- **GOAL OF THE EXERCISE**
Reproduce only the lines that run from the line with "Transcribe the text in this document." to the last line of the material, both ends included, exactly as they appear.

______

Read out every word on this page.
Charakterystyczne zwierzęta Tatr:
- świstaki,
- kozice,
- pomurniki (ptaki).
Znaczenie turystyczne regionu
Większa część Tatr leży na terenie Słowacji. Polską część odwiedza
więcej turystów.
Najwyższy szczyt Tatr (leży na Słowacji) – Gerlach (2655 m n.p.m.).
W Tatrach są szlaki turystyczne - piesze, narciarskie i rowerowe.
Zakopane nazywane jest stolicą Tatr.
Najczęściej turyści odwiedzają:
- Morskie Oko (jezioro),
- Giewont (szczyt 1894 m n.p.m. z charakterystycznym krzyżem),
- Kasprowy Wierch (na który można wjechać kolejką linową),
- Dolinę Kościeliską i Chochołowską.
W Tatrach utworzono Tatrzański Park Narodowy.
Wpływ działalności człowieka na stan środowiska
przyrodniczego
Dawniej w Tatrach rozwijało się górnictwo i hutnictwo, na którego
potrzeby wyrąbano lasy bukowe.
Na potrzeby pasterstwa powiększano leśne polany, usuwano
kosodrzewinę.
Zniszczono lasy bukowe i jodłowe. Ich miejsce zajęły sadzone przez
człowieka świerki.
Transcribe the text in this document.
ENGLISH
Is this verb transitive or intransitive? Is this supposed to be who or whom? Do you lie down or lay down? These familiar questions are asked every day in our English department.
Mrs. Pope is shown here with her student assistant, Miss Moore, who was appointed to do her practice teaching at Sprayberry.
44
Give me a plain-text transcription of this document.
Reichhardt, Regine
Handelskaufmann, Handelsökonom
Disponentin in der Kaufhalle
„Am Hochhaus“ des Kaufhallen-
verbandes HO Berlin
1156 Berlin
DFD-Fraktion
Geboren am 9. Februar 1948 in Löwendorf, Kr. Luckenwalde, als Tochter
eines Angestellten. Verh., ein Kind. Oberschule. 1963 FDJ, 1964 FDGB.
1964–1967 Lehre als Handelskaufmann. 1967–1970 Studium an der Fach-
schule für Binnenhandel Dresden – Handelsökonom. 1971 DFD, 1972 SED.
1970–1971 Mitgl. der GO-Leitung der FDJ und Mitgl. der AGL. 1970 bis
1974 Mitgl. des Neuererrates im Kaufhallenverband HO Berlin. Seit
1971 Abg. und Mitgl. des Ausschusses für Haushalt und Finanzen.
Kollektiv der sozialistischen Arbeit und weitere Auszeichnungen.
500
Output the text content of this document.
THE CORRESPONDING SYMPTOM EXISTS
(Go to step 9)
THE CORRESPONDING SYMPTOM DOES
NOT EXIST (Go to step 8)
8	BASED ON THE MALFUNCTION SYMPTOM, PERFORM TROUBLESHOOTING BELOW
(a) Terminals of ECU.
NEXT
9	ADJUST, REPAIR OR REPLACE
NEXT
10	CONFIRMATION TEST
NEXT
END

______

- **RIGHT ANSWER**
Transcribe the text in this document.
ENGLISH
Is this verb transitive or intransitive? Is this supposed to be who or whom? Do you lie down or lay down? These familiar questions are asked every day in our English department.
Mrs. Pope is shown here with her student assistant, Miss Moore, who was appointed to do her practice teaching at Sprayberry.
44
Give me a plain-text transcription of this document.
Reichhardt, Regine
Handelskaufmann, Handelsökonom
Disponentin in der Kaufhalle
„Am Hochhaus“ des Kaufhallen-
verbandes HO Berlin
1156 Berlin
DFD-Fraktion
Geboren am 9. Februar 1948 in Löwendorf, Kr. Luckenwalde, als Tochter
eines Angestellten. Verh., ein Kind. Oberschule. 1963 FDJ, 1964 FDGB.
1964–1967 Lehre als Handelskaufmann. 1967–1970 Studium an der Fach-
schule für Binnenhandel Dresden – Handelsökonom. 1971 DFD, 1972 SED.
1970–1971 Mitgl. der GO-Leitung der FDJ und Mitgl. der AGL. 1970 bis
1974 Mitgl. des Neuererrates im Kaufhallenverband HO Berlin. Seit
1971 Abg. und Mitgl. des Ausschusses für Haushalt und Finanzen.
Kollektiv der sozialistischen Arbeit und weitere Auszeichnungen.
500
Output the text content of this document.
THE CORRESPONDING SYMPTOM EXISTS
(Go to step 9)
THE CORRESPONDING SYMPTOM DOES
NOT EXIST (Go to step 8)
8	BASED ON THE MALFUNCTION SYMPTOM, PERFORM TROUBLESHOOTING BELOW
(a) Terminals of ECU.
NEXT
9	ADJUST, REPAIR OR REPLACE
NEXT
10	CONFIRMATION TEST
NEXT
END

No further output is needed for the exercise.